AIM OF THE TASK:
Output the data below in full, character for character.

INPUT ROWS:
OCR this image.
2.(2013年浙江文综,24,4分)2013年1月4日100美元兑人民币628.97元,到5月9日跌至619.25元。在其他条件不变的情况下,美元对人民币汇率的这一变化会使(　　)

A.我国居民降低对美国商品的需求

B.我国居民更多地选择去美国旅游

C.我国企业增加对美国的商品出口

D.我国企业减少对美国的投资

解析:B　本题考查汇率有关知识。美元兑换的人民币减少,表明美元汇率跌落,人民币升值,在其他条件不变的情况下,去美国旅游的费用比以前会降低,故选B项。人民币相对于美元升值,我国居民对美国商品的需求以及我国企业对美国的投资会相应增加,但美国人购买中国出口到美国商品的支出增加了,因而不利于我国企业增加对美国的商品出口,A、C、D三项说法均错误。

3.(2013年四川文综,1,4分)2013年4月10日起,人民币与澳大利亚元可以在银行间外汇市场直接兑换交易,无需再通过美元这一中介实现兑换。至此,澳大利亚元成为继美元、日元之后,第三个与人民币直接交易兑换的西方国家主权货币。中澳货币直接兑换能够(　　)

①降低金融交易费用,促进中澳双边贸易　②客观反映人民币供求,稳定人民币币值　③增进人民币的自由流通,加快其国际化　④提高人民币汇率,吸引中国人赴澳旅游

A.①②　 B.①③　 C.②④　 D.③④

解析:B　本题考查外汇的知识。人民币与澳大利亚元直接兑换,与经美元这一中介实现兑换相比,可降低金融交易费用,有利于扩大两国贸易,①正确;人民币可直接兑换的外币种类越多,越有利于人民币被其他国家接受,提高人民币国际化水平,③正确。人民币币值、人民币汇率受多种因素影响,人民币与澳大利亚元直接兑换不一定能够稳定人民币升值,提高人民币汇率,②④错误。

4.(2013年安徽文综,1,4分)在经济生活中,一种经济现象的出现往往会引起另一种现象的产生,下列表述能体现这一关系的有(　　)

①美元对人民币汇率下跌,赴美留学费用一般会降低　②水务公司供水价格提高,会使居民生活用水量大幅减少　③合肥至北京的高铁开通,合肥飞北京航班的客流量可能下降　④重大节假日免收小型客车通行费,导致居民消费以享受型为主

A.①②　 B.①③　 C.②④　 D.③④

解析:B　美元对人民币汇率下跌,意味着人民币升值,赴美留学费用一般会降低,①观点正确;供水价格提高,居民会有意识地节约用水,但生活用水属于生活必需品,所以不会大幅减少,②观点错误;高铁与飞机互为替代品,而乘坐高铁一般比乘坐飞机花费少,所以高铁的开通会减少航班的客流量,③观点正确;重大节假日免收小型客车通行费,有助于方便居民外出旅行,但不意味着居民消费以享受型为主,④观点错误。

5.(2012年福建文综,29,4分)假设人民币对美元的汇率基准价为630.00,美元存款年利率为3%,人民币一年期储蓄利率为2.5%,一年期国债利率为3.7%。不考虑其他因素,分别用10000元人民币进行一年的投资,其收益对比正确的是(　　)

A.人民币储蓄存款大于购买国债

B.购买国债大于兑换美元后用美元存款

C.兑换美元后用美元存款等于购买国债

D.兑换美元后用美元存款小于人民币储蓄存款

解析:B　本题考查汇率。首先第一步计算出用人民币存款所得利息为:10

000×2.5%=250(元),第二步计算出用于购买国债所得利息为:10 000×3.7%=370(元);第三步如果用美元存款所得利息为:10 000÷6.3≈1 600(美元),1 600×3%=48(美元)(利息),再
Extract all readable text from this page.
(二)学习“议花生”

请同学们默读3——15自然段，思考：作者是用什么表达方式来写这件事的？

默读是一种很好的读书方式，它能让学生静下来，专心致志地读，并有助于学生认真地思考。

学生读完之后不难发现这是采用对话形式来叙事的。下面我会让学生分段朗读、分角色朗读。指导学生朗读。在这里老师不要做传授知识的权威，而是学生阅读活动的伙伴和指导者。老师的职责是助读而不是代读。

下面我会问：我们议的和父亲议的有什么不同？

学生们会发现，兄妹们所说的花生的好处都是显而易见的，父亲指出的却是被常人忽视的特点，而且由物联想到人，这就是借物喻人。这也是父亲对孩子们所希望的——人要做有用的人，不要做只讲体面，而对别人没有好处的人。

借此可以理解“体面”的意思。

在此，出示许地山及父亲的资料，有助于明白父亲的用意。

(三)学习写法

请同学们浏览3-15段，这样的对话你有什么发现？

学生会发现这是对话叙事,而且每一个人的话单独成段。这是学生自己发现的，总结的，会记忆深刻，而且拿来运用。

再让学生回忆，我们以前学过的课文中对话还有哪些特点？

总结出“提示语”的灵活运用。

RESULT OF THIS TASK:
OCR this image.
2.(2013年浙江文综,24,4分)2013年1月4日100美元兑人民币628.97元,到5月9日跌至619.25元。在其他条件不变的情况下,美元对人民币汇率的这一变化会使(　　)

A.我国居民降低对美国商品的需求

B.我国居民更多地选择去美国旅游

C.我国企业增加对美国的商品出口

D.我国企业减少对美国的投资

解析:B　本题考查汇率有关知识。美元兑换的人民币减少,表明美元汇率跌落,人民币升值,在其他条件不变的情况下,去美国旅游的费用比以前会降低,故选B项。人民币相对于美元升值,我国居民对美国商品的需求以及我国企业对美国的投资会相应增加,但美国人购买中国出口到美国商品的支出增加了,因而不利于我国企业增加对美国的商品出口,A、C、D三项说法均错误。

3.(2013年四川文综,1,4分)2013年4月10日起,人民币与澳大利亚元可以在银行间外汇市场直接兑换交易,无需再通过美元这一中介实现兑换。至此,澳大利亚元成为继美元、日元之后,第三个与人民币直接交易兑换的西方国家主权货币。中澳货币直接兑换能够(　　)

①降低金融交易费用,促进中澳双边贸易　②客观反映人民币供求,稳定人民币币值　③增进人民币的自由流通,加快其国际化　④提高人民币汇率,吸引中国人赴澳旅游

A.①②　 B.①③　 C.②④　 D.③④

解析:B　本题考查外汇的知识。人民币与澳大利亚元直接兑换,与经美元这一中介实现兑换相比,可降低金融交易费用,有利于扩大两国贸易,①正确;人民币可直接兑换的外币种类越多,越有利于人民币被其他国家接受,提高人民币国际化水平,③正确。人民币币值、人民币汇率受多种因素影响,人民币与澳大利亚元直接兑换不一定能够稳定人民币升值,提高人民币汇率,②④错误。

4.(2013年安徽文综,1,4分)在经济生活中,一种经济现象的出现往往会引起另一种现象的产生,下列表述能体现这一关系的有(　　)

①美元对人民币汇率下跌,赴美留学费用一般会降低　②水务公司供水价格提高,会使居民生活用水量大幅减少　③合肥至北京的高铁开通,合肥飞北京航班的客流量可能下降　④重大节假日免收小型客车通行费,导致居民消费以享受型为主

A.①②　 B.①③　 C.②④　 D.③④

解析:B　美元对人民币汇率下跌,意味着人民币升值,赴美留学费用一般会降低,①观点正确;供水价格提高,居民会有意识地节约用水,但生活用水属于生活必需品,所以不会大幅减少,②观点错误;高铁与飞机互为替代品,而乘坐高铁一般比乘坐飞机花费少,所以高铁的开通会减少航班的客流量,③观点正确;重大节假日免收小型客车通行费,有助于方便居民外出旅行,但不意味着居民消费以享受型为主,④观点错误。

5.(2012年福建文综,29,4分)假设人民币对美元的汇率基准价为630.00,美元存款年利率为3%,人民币一年期储蓄利率为2.5%,一年期国债利率为3.7%。不考虑其他因素,分别用10000元人民币进行一年的投资,其收益对比正确的是(　　)

A.人民币储蓄存款大于购买国债

B.购买国债大于兑换美元后用美元存款

C.兑换美元后用美元存款等于购买国债

D.兑换美元后用美元存款小于人民币储蓄存款

解析:B　本题考查汇率。首先第一步计算出用人民币存款所得利息为:10

000×2.5%=250(元),第二步计算出用于购买国债所得利息为:10 000×3.7%=370(元);第三步如果用美元存款所得利息为:10 000÷6.3≈1 600(美元),1 600×3%=48(美元)(利息),再
Extract all readable text from this page.
(二)学习“议花生”

请同学们默读3——15自然段，思考：作者是用什么表达方式来写这件事的？

默读是一种很好的读书方式，它能让学生静下来，专心致志地读，并有助于学生认真地思考。

学生读完之后不难发现这是采用对话形式来叙事的。下面我会让学生分段朗读、分角色朗读。指导学生朗读。在这里老师不要做传授知识的权威，而是学生阅读活动的伙伴和指导者。老师的职责是助读而不是代读。

下面我会问：我们议的和父亲议的有什么不同？

学生们会发现，兄妹们所说的花生的好处都是显而易见的，父亲指出的却是被常人忽视的特点，而且由物联想到人，这就是借物喻人。这也是父亲对孩子们所希望的——人要做有用的人，不要做只讲体面，而对别人没有好处的人。

借此可以理解“体面”的意思。

在此，出示许地山及父亲的资料，有助于明白父亲的用意。

(三)学习写法

请同学们浏览3-15段，这样的对话你有什么发现？

学生会发现这是对话叙事,而且每一个人的话单独成段。这是学生自己发现的，总结的，会记忆深刻，而且拿来运用。

再让学生回忆，我们以前学过的课文中对话还有哪些特点？

总结出“提示语”的灵活运用。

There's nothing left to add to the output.